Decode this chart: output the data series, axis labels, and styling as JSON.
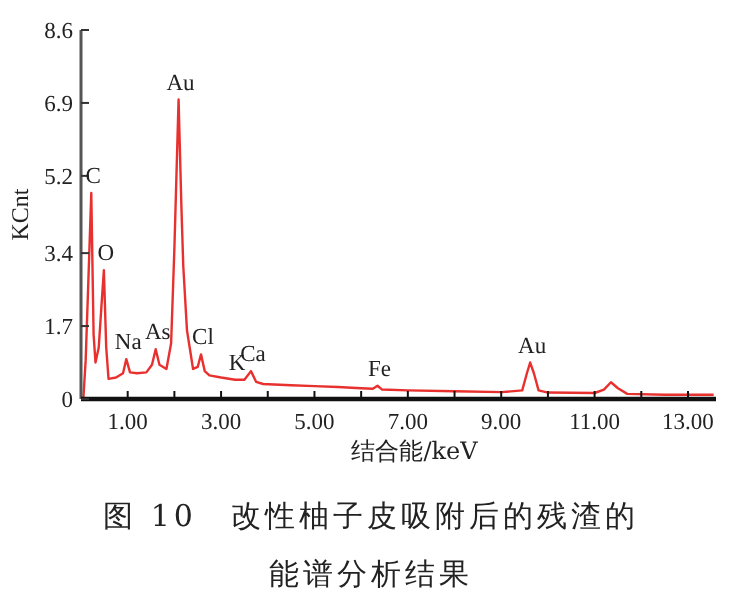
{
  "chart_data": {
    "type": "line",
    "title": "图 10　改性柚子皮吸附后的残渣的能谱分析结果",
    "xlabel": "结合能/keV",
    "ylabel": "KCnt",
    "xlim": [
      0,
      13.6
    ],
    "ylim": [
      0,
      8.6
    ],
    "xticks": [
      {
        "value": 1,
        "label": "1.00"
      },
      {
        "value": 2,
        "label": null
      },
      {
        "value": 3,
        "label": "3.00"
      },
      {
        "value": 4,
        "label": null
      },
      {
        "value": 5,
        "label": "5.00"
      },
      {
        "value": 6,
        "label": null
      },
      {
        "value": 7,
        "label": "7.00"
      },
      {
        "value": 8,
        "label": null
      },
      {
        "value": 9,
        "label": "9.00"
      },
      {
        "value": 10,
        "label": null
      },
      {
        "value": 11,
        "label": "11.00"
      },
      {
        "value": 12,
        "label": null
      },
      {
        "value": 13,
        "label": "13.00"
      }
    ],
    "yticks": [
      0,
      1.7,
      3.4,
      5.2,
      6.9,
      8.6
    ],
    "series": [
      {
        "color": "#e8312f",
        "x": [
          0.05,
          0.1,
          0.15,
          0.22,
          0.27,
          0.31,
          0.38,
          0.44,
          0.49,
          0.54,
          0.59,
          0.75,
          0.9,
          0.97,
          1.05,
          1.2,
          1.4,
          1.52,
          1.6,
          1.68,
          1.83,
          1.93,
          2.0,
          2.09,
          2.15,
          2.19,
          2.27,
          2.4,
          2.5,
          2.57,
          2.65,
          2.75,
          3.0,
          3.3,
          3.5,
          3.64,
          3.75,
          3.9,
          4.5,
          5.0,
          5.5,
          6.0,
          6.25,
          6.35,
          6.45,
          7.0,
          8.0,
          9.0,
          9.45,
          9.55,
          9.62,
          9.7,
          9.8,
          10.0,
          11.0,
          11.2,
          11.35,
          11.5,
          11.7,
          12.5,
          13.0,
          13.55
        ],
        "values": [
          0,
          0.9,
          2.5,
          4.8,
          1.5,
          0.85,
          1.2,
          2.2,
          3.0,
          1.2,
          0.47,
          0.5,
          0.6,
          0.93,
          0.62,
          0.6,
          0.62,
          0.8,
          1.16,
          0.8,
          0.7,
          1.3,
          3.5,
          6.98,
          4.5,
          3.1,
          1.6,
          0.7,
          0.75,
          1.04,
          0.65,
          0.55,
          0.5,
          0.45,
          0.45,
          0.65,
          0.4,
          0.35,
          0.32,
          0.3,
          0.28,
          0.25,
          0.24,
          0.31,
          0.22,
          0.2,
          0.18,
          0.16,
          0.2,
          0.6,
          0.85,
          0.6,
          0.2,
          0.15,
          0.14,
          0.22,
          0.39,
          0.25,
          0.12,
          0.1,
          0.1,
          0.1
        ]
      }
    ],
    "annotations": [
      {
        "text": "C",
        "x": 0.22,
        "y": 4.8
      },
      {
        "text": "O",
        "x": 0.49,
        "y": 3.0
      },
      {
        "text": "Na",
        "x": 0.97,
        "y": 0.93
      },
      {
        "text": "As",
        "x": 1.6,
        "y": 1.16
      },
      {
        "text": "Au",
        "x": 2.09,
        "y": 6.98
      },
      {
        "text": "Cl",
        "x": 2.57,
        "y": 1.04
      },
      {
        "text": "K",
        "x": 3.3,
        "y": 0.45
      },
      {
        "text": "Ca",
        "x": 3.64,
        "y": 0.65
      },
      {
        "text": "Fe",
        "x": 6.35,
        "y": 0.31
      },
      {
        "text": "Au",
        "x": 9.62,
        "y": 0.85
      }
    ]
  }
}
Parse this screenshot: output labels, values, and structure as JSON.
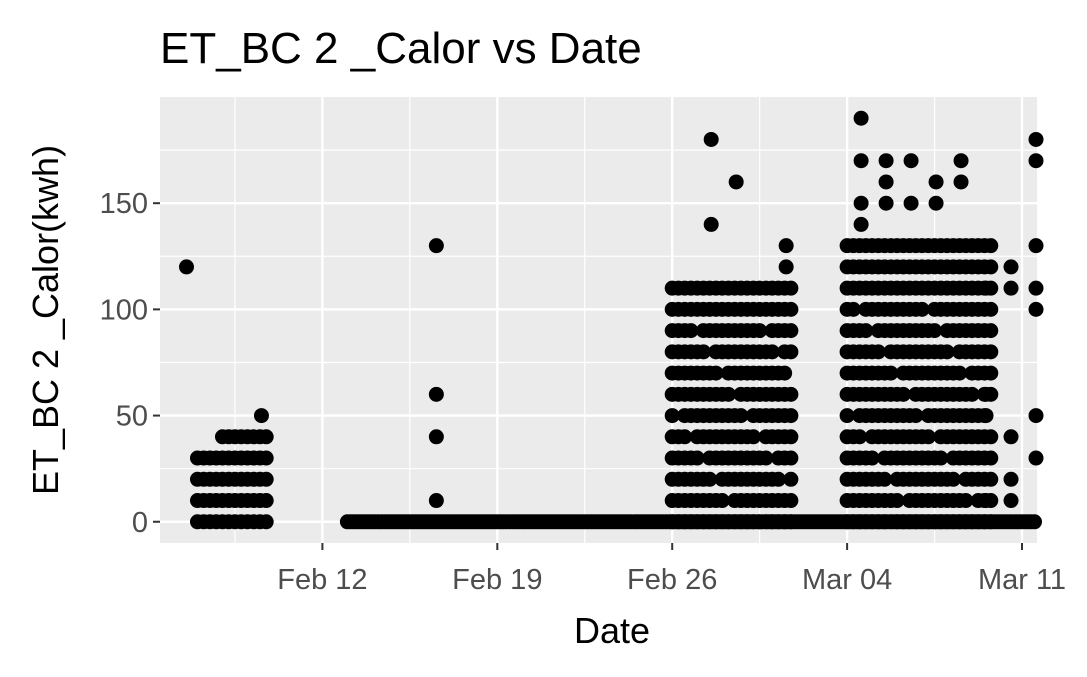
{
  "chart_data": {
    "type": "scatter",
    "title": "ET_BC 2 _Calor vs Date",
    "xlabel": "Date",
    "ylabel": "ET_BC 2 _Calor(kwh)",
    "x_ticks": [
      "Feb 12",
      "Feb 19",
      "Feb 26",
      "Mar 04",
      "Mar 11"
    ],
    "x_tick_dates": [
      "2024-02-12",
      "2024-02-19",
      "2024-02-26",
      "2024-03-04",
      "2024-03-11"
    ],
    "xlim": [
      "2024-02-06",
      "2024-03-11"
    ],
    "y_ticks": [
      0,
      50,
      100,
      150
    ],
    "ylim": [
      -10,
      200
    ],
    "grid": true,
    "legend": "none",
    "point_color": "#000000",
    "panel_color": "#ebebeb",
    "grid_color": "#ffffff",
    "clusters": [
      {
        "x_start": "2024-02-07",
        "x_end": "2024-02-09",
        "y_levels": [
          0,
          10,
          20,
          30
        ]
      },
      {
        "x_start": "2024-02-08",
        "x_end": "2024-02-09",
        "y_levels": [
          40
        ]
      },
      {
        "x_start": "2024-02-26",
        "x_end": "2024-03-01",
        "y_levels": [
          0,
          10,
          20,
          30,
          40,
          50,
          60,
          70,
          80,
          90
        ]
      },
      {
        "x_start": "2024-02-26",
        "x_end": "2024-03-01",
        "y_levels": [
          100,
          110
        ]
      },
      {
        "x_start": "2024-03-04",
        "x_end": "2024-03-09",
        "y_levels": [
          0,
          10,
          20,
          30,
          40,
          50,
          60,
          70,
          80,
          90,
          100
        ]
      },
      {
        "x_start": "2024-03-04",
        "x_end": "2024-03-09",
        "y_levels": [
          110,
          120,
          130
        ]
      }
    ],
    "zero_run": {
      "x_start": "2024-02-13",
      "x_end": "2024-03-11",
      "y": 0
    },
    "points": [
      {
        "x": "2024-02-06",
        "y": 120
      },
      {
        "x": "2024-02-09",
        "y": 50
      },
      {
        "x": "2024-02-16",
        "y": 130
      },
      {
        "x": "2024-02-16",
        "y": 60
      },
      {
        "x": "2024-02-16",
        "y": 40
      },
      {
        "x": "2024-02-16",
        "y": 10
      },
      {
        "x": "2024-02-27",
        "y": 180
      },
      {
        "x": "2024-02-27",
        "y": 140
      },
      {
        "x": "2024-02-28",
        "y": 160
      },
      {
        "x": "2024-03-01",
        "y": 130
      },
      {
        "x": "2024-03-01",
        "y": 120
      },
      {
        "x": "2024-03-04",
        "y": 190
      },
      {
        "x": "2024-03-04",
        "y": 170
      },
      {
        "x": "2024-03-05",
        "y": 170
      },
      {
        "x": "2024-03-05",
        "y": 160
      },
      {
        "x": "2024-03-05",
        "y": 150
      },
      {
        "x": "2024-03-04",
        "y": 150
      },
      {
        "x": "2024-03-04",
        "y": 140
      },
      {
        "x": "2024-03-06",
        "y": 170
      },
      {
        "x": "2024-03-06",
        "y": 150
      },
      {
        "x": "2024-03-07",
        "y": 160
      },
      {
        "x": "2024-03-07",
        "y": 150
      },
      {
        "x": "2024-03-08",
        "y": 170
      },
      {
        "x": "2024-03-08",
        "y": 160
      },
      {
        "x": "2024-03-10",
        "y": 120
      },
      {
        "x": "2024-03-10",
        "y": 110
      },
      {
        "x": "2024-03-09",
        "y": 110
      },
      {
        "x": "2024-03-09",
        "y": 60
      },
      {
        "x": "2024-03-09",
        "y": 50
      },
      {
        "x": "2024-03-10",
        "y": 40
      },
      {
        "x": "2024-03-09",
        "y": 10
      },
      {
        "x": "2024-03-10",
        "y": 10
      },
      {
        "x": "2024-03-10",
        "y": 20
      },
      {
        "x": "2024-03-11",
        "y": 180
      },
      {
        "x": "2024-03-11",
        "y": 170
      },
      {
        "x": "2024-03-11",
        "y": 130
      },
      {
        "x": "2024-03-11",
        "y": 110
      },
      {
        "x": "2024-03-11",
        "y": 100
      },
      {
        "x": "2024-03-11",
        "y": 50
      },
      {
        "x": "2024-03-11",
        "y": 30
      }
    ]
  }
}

========

**WRITTEN REQUEST**
Show all lines in the entries above where the string "output" appears.

**RIGHT ANSWER**
Decode this chart: output the data series, axis labels, and styling as JSON.
Parse this screenshot: output labels, values, and structure as JSON.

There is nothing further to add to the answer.